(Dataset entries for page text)
BEGIN

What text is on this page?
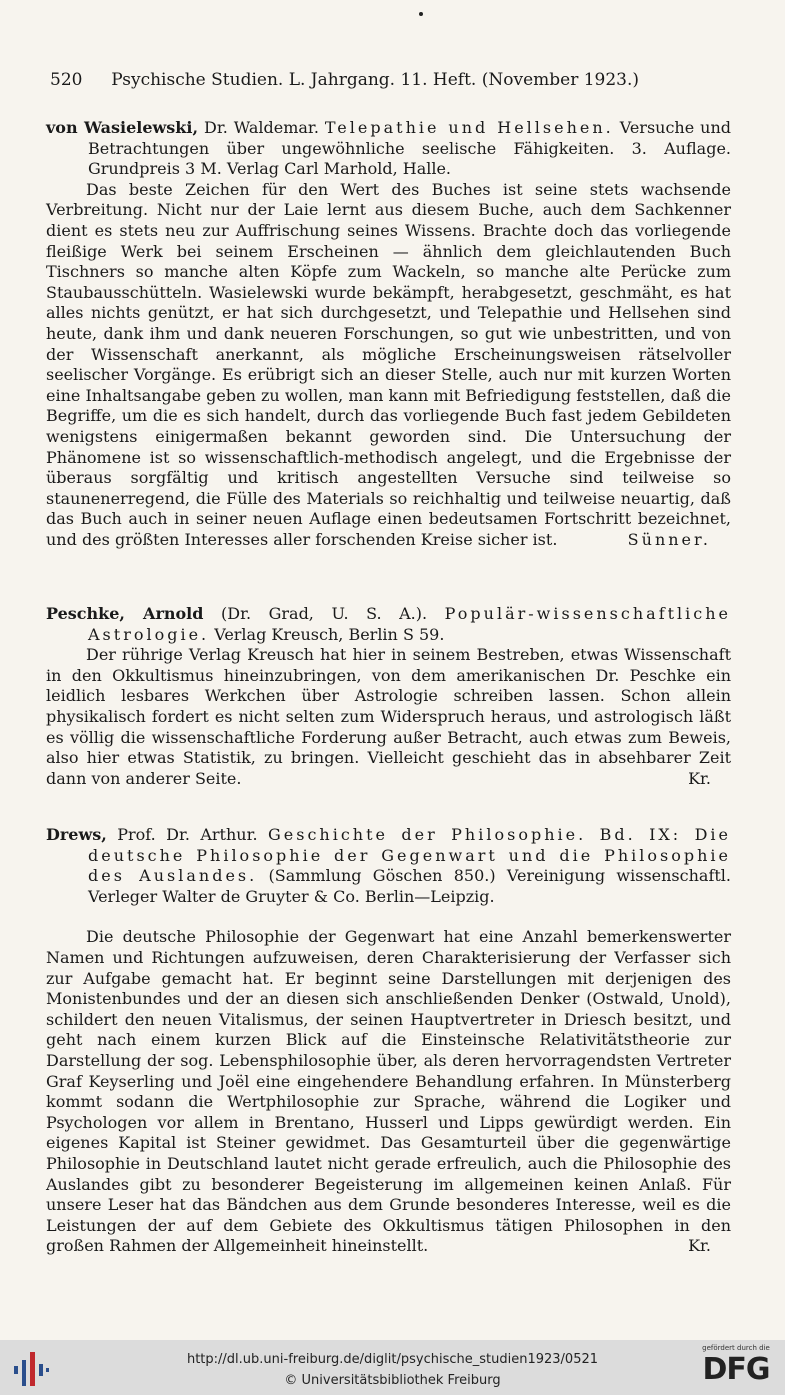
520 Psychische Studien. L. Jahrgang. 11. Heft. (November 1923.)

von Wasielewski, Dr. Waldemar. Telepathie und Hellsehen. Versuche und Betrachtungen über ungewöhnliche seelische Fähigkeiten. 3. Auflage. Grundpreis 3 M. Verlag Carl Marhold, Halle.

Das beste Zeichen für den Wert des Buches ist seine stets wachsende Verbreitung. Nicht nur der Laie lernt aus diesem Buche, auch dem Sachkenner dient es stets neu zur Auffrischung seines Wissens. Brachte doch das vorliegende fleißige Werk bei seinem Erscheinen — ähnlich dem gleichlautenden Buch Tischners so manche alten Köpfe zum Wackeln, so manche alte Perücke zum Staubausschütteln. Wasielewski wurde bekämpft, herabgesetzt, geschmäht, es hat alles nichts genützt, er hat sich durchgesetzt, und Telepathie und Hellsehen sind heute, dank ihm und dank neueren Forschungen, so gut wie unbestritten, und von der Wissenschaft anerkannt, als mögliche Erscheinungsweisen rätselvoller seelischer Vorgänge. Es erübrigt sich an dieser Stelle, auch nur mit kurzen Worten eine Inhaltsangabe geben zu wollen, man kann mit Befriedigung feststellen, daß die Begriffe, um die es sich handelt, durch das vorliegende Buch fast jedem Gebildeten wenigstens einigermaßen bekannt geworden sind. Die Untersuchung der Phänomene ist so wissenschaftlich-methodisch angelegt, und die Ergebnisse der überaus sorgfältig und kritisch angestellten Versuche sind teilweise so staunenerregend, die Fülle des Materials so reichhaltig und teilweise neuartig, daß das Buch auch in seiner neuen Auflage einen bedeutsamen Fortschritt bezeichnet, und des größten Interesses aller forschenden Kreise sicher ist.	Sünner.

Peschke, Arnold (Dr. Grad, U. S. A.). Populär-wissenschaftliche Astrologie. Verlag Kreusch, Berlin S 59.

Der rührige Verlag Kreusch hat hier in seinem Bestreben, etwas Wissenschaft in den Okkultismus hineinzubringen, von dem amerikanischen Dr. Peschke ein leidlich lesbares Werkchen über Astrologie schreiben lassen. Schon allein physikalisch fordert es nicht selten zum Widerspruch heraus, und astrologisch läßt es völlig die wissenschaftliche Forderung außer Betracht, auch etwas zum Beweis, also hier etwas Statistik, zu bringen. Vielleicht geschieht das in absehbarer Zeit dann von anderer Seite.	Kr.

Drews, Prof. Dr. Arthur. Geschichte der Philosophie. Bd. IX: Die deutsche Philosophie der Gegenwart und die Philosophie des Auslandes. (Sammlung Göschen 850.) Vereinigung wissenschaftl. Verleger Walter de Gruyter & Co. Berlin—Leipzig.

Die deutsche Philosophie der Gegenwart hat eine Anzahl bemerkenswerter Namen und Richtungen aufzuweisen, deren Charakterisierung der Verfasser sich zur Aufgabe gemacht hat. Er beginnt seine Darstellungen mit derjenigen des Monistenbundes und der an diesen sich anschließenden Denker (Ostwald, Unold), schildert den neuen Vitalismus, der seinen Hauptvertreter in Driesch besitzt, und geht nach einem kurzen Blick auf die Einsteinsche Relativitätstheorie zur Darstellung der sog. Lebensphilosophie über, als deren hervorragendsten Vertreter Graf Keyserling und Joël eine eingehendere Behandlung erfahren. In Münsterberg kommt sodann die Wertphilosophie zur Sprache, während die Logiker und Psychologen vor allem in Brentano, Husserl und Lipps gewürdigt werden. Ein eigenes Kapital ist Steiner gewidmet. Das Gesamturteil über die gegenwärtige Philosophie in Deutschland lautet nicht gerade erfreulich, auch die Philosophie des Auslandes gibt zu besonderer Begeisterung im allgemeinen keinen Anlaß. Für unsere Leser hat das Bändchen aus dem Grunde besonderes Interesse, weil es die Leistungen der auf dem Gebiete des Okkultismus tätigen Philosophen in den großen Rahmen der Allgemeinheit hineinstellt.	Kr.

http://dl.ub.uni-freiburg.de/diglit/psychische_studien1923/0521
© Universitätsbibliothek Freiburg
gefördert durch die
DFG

END

Please repeat all of the data exactly, excluding images.

SOLUTION TO THIS EXERCISE:
What text is on this page?
520 Psychische Studien. L. Jahrgang. 11. Heft. (November 1923.)

von Wasielewski, Dr. Waldemar. Telepathie und Hellsehen. Versuche und Betrachtungen über ungewöhnliche seelische Fähigkeiten. 3. Auflage. Grundpreis 3 M. Verlag Carl Marhold, Halle.

Das beste Zeichen für den Wert des Buches ist seine stets wachsende Verbreitung. Nicht nur der Laie lernt aus diesem Buche, auch dem Sachkenner dient es stets neu zur Auffrischung seines Wissens. Brachte doch das vorliegende fleißige Werk bei seinem Erscheinen — ähnlich dem gleichlautenden Buch Tischners so manche alten Köpfe zum Wackeln, so manche alte Perücke zum Staubausschütteln. Wasielewski wurde bekämpft, herabgesetzt, geschmäht, es hat alles nichts genützt, er hat sich durchgesetzt, und Telepathie und Hellsehen sind heute, dank ihm und dank neueren Forschungen, so gut wie unbestritten, und von der Wissenschaft anerkannt, als mögliche Erscheinungsweisen rätselvoller seelischer Vorgänge. Es erübrigt sich an dieser Stelle, auch nur mit kurzen Worten eine Inhaltsangabe geben zu wollen, man kann mit Befriedigung feststellen, daß die Begriffe, um die es sich handelt, durch das vorliegende Buch fast jedem Gebildeten wenigstens einigermaßen bekannt geworden sind. Die Untersuchung der Phänomene ist so wissenschaftlich-methodisch angelegt, und die Ergebnisse der überaus sorgfältig und kritisch angestellten Versuche sind teilweise so staunenerregend, die Fülle des Materials so reichhaltig und teilweise neuartig, daß das Buch auch in seiner neuen Auflage einen bedeutsamen Fortschritt bezeichnet, und des größten Interesses aller forschenden Kreise sicher ist.	Sünner.

Peschke, Arnold (Dr. Grad, U. S. A.). Populär-wissenschaftliche Astrologie. Verlag Kreusch, Berlin S 59.

Der rührige Verlag Kreusch hat hier in seinem Bestreben, etwas Wissenschaft in den Okkultismus hineinzubringen, von dem amerikanischen Dr. Peschke ein leidlich lesbares Werkchen über Astrologie schreiben lassen. Schon allein physikalisch fordert es nicht selten zum Widerspruch heraus, und astrologisch läßt es völlig die wissenschaftliche Forderung außer Betracht, auch etwas zum Beweis, also hier etwas Statistik, zu bringen. Vielleicht geschieht das in absehbarer Zeit dann von anderer Seite.	Kr.

Drews, Prof. Dr. Arthur. Geschichte der Philosophie. Bd. IX: Die deutsche Philosophie der Gegenwart und die Philosophie des Auslandes. (Sammlung Göschen 850.) Vereinigung wissenschaftl. Verleger Walter de Gruyter & Co. Berlin—Leipzig.

Die deutsche Philosophie der Gegenwart hat eine Anzahl bemerkenswerter Namen und Richtungen aufzuweisen, deren Charakterisierung der Verfasser sich zur Aufgabe gemacht hat. Er beginnt seine Darstellungen mit derjenigen des Monistenbundes und der an diesen sich anschließenden Denker (Ostwald, Unold), schildert den neuen Vitalismus, der seinen Hauptvertreter in Driesch besitzt, und geht nach einem kurzen Blick auf die Einsteinsche Relativitätstheorie zur Darstellung der sog. Lebensphilosophie über, als deren hervorragendsten Vertreter Graf Keyserling und Joël eine eingehendere Behandlung erfahren. In Münsterberg kommt sodann die Wertphilosophie zur Sprache, während die Logiker und Psychologen vor allem in Brentano, Husserl und Lipps gewürdigt werden. Ein eigenes Kapital ist Steiner gewidmet. Das Gesamturteil über die gegenwärtige Philosophie in Deutschland lautet nicht gerade erfreulich, auch die Philosophie des Auslandes gibt zu besonderer Begeisterung im allgemeinen keinen Anlaß. Für unsere Leser hat das Bändchen aus dem Grunde besonderes Interesse, weil es die Leistungen der auf dem Gebiete des Okkultismus tätigen Philosophen in den großen Rahmen der Allgemeinheit hineinstellt.	Kr.

http://dl.ub.uni-freiburg.de/diglit/psychische_studien1923/0521
© Universitätsbibliothek Freiburg
gefördert durch die
DFG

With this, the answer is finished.